_Direction_
From the listing below, extract each line containing the string "value".

_Material provided_
════════════════════
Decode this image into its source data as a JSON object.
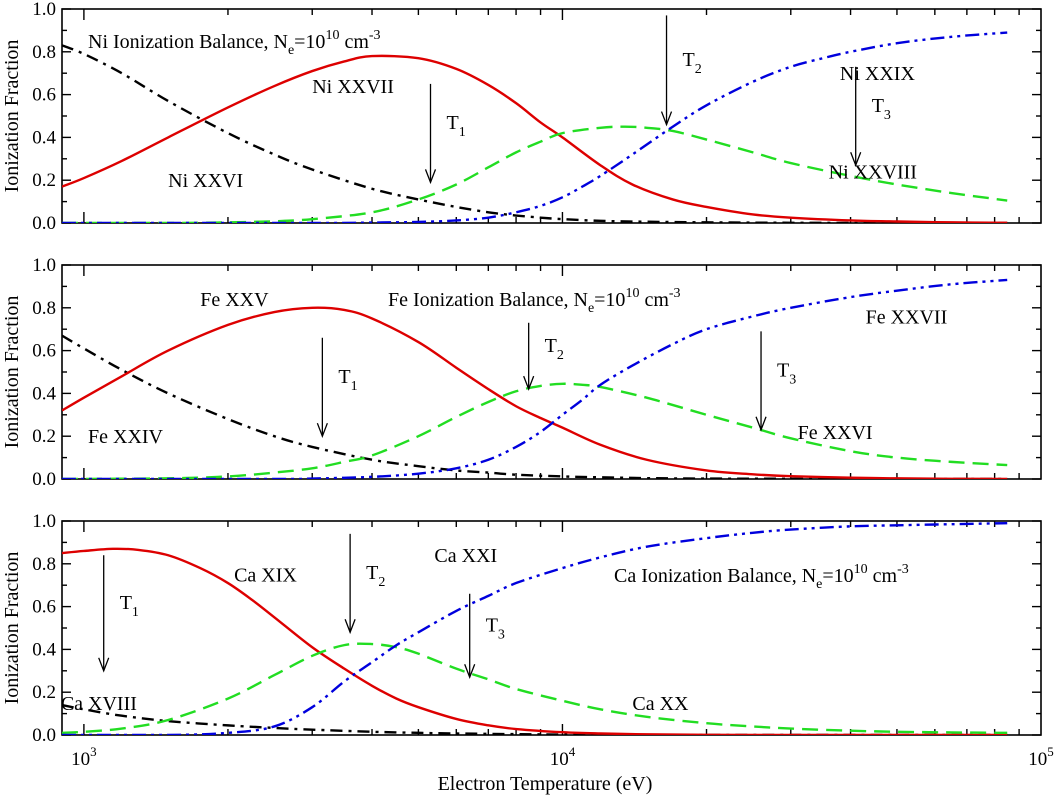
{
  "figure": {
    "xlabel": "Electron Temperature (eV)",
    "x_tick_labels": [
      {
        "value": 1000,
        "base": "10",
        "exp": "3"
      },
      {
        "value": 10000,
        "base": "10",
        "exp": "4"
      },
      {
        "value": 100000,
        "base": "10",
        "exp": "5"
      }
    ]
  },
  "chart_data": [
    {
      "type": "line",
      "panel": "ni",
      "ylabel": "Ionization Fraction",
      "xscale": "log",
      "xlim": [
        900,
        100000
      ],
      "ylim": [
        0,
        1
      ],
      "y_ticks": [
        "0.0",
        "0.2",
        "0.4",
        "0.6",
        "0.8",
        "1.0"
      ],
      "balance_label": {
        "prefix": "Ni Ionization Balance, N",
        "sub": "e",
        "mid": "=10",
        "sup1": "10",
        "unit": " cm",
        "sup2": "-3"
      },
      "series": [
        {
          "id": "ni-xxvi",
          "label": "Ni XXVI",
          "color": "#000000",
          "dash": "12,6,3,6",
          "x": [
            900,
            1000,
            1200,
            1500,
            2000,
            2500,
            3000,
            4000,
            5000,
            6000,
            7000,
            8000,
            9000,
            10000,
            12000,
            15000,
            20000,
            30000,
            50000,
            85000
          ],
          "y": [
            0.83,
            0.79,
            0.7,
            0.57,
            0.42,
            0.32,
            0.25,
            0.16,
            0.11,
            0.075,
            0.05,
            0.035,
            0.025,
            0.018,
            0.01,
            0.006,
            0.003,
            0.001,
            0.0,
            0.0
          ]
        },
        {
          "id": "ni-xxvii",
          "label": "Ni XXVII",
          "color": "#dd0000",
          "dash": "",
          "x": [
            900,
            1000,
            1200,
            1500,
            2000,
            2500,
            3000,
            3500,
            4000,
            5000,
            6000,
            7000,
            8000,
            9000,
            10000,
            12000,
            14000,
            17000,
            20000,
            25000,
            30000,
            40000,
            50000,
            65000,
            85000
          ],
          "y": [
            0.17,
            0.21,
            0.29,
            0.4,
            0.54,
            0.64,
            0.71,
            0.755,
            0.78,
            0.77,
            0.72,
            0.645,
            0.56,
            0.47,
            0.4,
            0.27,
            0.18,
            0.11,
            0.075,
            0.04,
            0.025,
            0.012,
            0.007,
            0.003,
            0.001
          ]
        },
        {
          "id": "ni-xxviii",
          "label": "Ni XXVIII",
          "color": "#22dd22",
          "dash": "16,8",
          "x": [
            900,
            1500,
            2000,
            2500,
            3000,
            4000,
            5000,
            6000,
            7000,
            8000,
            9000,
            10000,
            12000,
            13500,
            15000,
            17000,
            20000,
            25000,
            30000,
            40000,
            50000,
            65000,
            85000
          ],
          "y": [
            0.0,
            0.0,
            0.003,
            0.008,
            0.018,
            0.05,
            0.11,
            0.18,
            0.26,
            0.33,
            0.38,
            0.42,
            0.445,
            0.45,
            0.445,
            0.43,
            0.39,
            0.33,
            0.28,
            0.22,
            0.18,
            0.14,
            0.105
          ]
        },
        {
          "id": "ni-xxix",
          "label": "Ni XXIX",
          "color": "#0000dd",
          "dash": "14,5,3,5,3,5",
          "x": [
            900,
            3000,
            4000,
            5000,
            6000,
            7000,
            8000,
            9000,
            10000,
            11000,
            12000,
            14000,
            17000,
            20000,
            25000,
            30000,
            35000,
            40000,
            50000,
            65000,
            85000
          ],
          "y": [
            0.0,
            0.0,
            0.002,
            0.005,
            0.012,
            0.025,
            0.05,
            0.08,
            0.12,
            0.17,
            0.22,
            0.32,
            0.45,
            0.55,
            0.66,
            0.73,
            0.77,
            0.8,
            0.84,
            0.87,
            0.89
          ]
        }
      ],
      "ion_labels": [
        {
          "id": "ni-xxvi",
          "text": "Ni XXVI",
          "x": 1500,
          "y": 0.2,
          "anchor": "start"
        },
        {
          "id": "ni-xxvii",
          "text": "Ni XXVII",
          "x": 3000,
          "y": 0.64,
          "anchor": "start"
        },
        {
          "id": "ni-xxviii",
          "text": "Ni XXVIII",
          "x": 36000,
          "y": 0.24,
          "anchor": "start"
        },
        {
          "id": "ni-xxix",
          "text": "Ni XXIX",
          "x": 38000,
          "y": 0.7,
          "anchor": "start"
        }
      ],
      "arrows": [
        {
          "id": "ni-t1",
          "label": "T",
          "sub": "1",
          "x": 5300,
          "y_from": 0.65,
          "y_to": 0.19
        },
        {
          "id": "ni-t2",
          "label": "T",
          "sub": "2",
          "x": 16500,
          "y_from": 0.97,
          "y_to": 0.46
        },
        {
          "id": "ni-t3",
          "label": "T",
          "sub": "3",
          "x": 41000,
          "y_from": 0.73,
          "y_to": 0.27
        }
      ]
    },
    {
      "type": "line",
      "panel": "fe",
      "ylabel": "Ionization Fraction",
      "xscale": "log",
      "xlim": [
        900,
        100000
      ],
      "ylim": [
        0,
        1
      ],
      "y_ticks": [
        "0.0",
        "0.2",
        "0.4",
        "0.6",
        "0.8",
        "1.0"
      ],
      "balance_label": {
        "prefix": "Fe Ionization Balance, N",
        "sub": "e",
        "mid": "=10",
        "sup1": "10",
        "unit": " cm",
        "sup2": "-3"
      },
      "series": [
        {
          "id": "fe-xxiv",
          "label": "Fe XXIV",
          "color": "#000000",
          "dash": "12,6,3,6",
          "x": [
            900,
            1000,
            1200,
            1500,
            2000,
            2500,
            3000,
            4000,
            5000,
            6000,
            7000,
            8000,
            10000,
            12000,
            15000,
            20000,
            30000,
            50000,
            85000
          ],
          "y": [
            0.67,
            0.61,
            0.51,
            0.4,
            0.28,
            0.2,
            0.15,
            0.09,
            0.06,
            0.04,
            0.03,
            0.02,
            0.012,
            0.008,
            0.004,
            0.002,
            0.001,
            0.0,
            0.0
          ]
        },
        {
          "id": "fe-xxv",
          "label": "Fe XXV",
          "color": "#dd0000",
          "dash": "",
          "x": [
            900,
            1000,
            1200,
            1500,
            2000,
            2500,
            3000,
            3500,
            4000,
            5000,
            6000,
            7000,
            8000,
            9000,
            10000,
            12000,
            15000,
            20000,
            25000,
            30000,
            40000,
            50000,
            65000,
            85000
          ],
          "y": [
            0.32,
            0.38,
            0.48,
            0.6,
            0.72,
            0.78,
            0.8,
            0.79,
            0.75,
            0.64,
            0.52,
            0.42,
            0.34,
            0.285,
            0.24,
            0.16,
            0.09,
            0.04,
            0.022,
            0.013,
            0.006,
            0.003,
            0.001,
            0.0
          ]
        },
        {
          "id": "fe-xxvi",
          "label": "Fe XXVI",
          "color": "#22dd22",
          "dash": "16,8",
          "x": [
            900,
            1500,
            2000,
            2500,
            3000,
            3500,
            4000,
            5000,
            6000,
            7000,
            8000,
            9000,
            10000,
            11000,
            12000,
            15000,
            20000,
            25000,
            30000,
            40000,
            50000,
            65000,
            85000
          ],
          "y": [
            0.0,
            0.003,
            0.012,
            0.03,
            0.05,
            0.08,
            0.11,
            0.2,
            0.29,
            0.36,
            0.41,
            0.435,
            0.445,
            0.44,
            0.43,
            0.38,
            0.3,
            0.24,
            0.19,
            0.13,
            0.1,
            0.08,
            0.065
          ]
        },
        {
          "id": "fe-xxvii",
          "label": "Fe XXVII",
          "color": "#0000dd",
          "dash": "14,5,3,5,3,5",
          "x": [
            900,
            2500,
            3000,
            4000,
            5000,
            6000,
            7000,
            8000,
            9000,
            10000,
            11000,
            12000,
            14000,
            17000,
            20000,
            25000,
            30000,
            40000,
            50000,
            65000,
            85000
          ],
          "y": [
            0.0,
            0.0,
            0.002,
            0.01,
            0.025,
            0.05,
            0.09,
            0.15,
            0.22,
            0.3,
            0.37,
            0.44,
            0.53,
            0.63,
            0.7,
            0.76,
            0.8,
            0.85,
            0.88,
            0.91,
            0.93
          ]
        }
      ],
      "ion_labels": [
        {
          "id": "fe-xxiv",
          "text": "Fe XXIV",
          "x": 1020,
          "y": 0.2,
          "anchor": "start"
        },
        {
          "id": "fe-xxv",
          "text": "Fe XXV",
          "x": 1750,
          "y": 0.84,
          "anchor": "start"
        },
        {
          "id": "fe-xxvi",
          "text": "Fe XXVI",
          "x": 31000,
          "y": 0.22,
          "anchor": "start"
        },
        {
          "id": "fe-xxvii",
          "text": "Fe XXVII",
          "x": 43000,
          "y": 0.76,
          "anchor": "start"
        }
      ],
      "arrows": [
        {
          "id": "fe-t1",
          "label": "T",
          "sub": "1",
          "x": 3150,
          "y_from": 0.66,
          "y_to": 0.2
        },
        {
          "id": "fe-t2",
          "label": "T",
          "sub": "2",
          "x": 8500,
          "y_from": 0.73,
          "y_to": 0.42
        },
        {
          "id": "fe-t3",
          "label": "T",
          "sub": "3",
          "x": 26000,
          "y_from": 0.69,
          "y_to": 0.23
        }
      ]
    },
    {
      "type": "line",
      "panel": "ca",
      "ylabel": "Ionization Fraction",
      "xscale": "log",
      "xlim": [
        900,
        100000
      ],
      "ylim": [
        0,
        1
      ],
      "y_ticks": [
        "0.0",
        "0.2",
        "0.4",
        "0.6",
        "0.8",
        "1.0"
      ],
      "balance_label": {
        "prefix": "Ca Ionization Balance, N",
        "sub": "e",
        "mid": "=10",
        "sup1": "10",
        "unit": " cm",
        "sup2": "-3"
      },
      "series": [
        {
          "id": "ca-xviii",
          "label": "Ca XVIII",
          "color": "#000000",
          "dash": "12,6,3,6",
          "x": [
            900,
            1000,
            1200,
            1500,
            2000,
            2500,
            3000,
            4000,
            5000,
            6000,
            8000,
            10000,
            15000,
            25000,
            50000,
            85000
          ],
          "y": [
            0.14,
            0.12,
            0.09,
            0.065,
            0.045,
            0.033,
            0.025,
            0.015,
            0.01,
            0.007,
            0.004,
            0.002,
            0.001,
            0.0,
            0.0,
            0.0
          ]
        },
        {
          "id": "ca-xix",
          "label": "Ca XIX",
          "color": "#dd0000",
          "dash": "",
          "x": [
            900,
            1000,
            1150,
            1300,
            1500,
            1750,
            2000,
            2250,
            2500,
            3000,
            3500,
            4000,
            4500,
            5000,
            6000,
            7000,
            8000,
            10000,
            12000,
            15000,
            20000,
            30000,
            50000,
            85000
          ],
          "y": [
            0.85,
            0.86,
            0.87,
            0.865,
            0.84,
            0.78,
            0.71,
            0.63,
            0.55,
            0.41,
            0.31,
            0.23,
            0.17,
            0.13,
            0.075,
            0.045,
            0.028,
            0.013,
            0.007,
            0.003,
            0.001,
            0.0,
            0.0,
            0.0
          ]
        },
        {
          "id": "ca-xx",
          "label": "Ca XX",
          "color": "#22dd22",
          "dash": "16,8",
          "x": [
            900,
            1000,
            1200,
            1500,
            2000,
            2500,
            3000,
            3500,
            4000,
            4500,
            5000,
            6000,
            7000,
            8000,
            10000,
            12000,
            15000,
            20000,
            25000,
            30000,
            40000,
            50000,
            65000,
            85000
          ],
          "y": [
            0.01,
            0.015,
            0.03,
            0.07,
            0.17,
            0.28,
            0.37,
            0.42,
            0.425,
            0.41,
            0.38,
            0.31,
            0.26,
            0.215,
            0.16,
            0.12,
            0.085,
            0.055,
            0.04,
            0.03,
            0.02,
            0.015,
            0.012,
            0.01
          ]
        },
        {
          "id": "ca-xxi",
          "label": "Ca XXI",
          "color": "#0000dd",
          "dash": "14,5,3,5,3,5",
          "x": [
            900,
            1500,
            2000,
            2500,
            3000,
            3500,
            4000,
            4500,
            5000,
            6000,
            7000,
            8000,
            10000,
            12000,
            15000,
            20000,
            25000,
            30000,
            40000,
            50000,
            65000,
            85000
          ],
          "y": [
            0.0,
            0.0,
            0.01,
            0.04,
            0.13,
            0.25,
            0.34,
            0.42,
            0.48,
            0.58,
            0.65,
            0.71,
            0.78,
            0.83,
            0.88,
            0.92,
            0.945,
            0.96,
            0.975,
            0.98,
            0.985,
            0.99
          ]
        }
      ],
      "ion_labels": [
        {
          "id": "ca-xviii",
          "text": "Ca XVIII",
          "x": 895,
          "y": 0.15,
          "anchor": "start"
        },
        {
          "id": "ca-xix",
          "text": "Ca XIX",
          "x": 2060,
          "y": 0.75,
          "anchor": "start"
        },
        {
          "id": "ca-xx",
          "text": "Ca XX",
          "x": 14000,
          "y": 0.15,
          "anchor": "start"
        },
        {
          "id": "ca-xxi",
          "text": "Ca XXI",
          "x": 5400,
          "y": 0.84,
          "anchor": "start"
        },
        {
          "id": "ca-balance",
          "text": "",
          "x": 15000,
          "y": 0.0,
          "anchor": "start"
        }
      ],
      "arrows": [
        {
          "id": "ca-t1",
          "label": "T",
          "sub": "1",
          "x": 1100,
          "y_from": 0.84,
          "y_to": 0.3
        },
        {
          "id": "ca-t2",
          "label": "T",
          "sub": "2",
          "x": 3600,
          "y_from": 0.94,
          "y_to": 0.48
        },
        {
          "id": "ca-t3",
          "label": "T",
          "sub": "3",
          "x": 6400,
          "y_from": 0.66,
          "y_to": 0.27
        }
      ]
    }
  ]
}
════════════════════
_Response_
        "value": 1000,
        "value": 10000,
        "value": 100000,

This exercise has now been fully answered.